### RECORDS FOR THE TASK
%%
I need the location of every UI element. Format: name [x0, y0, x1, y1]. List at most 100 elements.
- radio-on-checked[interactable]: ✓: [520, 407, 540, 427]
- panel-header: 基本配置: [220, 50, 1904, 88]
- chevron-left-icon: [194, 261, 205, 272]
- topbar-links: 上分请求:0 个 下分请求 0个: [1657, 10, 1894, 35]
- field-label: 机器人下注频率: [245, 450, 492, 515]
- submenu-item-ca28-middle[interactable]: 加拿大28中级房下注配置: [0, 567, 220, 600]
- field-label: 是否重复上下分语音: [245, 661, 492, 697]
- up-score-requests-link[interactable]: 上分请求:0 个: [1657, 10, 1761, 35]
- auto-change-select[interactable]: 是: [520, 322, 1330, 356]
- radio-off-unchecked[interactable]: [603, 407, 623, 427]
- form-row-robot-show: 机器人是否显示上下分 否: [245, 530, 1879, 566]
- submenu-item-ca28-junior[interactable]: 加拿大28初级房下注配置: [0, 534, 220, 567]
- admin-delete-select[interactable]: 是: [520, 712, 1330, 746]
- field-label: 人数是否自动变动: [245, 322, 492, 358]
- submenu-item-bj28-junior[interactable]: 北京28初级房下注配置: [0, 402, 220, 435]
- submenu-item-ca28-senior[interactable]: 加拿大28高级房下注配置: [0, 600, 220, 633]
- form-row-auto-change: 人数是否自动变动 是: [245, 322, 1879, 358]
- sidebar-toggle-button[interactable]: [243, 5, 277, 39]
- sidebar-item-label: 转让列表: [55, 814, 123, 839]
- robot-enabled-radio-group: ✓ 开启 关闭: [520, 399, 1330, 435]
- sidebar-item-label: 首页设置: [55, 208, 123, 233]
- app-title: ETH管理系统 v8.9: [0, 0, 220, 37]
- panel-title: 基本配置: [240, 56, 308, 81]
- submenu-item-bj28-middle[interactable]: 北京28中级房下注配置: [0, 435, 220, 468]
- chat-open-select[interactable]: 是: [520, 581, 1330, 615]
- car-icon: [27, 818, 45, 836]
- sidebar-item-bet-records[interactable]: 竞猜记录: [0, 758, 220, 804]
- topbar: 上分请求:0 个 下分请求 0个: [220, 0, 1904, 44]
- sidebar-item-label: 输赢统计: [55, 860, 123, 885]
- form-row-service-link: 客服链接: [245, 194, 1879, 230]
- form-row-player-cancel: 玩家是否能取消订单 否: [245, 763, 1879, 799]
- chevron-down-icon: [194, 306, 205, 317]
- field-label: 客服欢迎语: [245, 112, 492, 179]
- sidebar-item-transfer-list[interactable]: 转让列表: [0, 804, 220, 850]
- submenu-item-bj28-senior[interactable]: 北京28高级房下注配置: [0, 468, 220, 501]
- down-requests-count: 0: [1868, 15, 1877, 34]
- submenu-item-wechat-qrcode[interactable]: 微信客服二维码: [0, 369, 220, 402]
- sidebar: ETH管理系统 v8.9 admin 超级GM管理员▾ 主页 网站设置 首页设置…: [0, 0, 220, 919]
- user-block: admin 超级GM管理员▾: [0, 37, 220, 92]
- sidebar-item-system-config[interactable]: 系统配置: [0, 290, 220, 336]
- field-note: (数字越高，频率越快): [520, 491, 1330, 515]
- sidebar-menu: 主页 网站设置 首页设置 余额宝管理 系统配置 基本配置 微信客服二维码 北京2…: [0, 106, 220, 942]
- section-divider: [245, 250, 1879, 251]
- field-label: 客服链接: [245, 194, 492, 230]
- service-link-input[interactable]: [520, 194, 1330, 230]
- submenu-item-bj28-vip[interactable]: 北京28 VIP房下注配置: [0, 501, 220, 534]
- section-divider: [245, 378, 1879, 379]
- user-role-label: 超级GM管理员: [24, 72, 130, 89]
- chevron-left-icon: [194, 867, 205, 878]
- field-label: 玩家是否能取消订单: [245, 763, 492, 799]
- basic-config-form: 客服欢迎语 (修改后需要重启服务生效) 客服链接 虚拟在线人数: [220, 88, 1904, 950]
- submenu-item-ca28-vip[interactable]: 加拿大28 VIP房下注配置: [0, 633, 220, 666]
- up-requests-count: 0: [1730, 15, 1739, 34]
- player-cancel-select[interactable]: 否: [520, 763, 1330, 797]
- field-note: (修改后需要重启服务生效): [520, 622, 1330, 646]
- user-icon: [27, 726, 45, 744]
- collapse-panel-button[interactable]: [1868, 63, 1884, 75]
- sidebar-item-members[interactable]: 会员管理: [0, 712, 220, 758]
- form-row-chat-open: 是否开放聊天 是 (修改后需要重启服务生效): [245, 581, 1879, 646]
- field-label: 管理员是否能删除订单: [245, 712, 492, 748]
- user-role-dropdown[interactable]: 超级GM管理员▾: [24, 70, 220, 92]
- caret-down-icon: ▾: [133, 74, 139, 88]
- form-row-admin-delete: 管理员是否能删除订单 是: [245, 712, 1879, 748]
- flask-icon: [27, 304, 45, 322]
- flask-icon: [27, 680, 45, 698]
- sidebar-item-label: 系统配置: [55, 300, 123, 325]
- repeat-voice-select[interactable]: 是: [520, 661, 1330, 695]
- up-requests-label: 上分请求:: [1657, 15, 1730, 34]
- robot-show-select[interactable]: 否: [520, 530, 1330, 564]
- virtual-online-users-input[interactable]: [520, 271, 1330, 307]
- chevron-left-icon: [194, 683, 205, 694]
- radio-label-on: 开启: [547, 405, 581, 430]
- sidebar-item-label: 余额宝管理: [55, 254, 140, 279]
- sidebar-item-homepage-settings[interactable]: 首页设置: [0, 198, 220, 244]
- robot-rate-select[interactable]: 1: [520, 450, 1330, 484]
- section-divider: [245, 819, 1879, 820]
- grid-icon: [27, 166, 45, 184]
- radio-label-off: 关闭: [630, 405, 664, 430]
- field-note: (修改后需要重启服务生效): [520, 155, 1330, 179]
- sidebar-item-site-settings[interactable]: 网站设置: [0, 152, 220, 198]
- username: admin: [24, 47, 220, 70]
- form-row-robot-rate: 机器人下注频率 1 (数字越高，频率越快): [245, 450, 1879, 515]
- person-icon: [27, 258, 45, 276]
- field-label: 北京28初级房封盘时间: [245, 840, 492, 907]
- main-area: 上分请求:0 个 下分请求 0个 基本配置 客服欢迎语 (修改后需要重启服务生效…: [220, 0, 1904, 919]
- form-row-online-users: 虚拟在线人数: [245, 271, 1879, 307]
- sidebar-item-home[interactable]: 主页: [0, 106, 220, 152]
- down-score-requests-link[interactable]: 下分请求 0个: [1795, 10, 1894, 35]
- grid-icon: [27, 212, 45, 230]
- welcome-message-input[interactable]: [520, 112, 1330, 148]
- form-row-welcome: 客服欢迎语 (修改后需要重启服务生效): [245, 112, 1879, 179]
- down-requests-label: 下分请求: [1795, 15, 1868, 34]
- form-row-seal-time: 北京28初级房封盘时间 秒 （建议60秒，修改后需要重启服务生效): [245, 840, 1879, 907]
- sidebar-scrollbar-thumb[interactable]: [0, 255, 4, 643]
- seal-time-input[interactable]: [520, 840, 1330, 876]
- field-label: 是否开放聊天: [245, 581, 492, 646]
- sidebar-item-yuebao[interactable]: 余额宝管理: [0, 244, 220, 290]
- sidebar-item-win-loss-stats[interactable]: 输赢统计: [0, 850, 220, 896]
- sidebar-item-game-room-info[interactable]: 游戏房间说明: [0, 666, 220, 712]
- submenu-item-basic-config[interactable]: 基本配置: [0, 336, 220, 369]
%%
### WORK TO BE COMPLETED
Extract each line from the records above that contains the string "config".

### RESULT OF THIS TASK
- sidebar-item-system-config[interactable]: 系统配置: [0, 290, 220, 336]
- basic-config-form: 客服欢迎语 (修改后需要重启服务生效) 客服链接 虚拟在线人数: [220, 88, 1904, 950]
- submenu-item-basic-config[interactable]: 基本配置: [0, 336, 220, 369]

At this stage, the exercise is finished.